# Record extracts:
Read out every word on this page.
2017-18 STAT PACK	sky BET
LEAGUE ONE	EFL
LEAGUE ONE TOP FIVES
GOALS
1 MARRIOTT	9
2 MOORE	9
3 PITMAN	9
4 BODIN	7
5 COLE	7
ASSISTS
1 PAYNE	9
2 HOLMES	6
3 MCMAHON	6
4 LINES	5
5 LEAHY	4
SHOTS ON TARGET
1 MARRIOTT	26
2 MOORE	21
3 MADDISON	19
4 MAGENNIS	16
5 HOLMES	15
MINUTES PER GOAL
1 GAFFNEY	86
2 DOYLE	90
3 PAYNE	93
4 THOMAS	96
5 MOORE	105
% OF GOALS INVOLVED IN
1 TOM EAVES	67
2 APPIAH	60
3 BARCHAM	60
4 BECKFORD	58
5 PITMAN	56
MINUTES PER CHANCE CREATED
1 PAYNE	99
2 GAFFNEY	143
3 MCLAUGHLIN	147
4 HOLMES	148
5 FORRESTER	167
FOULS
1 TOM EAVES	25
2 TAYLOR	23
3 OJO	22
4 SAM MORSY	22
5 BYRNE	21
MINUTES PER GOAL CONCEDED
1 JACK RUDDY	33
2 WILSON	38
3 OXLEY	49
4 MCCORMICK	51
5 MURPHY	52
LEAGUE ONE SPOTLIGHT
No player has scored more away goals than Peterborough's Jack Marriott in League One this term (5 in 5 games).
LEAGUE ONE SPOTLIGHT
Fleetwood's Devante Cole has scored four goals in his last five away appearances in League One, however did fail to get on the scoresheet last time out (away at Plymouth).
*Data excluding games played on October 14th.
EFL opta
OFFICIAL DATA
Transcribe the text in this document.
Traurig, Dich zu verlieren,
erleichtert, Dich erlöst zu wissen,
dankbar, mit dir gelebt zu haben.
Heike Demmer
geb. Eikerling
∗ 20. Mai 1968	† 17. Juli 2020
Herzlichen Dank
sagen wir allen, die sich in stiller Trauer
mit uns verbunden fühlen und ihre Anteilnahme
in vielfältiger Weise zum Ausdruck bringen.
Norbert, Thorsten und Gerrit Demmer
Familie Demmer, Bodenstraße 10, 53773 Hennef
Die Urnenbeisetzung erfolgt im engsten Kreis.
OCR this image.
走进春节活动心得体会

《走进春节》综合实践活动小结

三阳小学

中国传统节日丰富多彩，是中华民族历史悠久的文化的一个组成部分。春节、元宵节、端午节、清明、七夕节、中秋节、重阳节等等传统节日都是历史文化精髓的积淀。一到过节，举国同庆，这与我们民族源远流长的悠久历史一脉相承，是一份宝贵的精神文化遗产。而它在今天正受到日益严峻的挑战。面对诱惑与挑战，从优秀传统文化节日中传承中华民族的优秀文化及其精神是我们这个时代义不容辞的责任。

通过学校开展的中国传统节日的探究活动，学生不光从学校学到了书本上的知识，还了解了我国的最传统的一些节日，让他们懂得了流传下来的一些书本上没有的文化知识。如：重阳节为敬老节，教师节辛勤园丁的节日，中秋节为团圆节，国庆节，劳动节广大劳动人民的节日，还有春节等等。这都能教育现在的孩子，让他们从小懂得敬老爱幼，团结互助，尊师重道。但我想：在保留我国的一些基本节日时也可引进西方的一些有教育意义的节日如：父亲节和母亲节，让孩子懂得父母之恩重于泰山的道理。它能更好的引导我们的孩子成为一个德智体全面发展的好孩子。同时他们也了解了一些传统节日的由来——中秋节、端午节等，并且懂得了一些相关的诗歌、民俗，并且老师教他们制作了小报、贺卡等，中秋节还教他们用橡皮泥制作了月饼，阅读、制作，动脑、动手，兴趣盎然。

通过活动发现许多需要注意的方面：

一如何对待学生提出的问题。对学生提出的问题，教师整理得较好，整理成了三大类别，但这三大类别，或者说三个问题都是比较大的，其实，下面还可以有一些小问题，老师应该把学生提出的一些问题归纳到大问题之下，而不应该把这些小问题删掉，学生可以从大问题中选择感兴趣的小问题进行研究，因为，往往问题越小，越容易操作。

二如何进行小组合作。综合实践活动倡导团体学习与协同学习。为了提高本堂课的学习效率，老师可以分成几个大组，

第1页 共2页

==

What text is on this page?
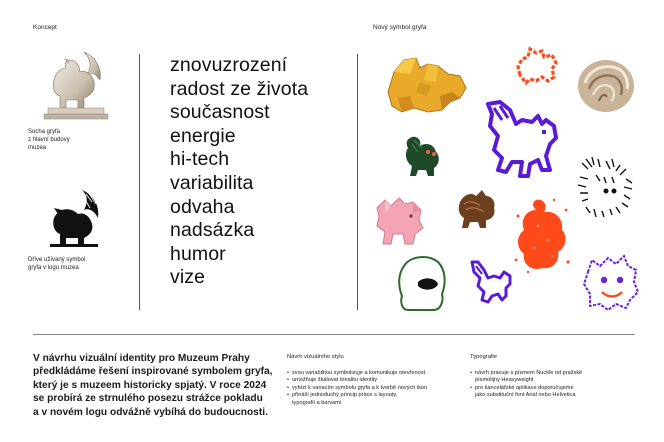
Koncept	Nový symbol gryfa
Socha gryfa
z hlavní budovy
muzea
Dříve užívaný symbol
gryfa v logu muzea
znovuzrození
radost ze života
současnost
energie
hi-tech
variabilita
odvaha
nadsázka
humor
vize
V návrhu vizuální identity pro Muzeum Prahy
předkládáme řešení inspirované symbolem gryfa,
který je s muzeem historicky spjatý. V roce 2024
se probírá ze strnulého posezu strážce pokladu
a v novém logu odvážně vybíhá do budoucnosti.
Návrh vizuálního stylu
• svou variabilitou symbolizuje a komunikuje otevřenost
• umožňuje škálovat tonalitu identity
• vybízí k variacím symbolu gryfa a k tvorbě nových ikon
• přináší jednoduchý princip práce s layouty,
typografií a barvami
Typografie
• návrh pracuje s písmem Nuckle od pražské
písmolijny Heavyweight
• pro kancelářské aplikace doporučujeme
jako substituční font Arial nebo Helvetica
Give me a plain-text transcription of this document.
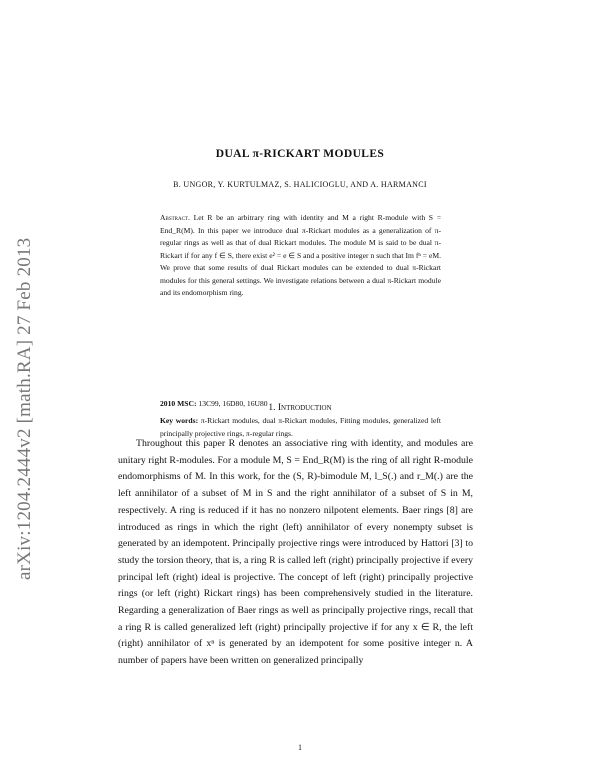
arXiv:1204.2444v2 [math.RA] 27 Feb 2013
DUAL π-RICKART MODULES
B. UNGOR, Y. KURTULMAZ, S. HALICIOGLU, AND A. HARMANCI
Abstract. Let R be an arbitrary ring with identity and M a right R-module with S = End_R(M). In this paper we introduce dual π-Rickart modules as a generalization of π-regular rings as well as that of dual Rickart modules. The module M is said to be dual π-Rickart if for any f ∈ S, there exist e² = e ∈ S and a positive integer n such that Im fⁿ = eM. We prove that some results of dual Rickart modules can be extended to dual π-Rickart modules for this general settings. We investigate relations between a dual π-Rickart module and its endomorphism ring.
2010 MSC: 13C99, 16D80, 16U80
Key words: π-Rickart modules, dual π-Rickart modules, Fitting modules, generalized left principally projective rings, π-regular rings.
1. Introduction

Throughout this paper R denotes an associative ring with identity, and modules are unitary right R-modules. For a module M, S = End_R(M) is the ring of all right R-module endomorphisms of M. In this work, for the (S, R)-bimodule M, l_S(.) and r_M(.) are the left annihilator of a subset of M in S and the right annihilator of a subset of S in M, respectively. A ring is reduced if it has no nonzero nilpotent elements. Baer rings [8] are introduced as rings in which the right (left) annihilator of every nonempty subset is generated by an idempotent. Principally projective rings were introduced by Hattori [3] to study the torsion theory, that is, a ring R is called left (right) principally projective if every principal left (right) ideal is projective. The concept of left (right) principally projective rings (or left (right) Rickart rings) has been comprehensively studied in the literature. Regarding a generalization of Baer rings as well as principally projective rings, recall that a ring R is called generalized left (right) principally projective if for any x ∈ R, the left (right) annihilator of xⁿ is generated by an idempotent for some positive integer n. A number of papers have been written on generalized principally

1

# Task instructions:
Copy every line of the listing containing the string "logu".

# Right answer:
gryfa v logu muzea
a v novém logu odvážně vybíhá do budoucnosti.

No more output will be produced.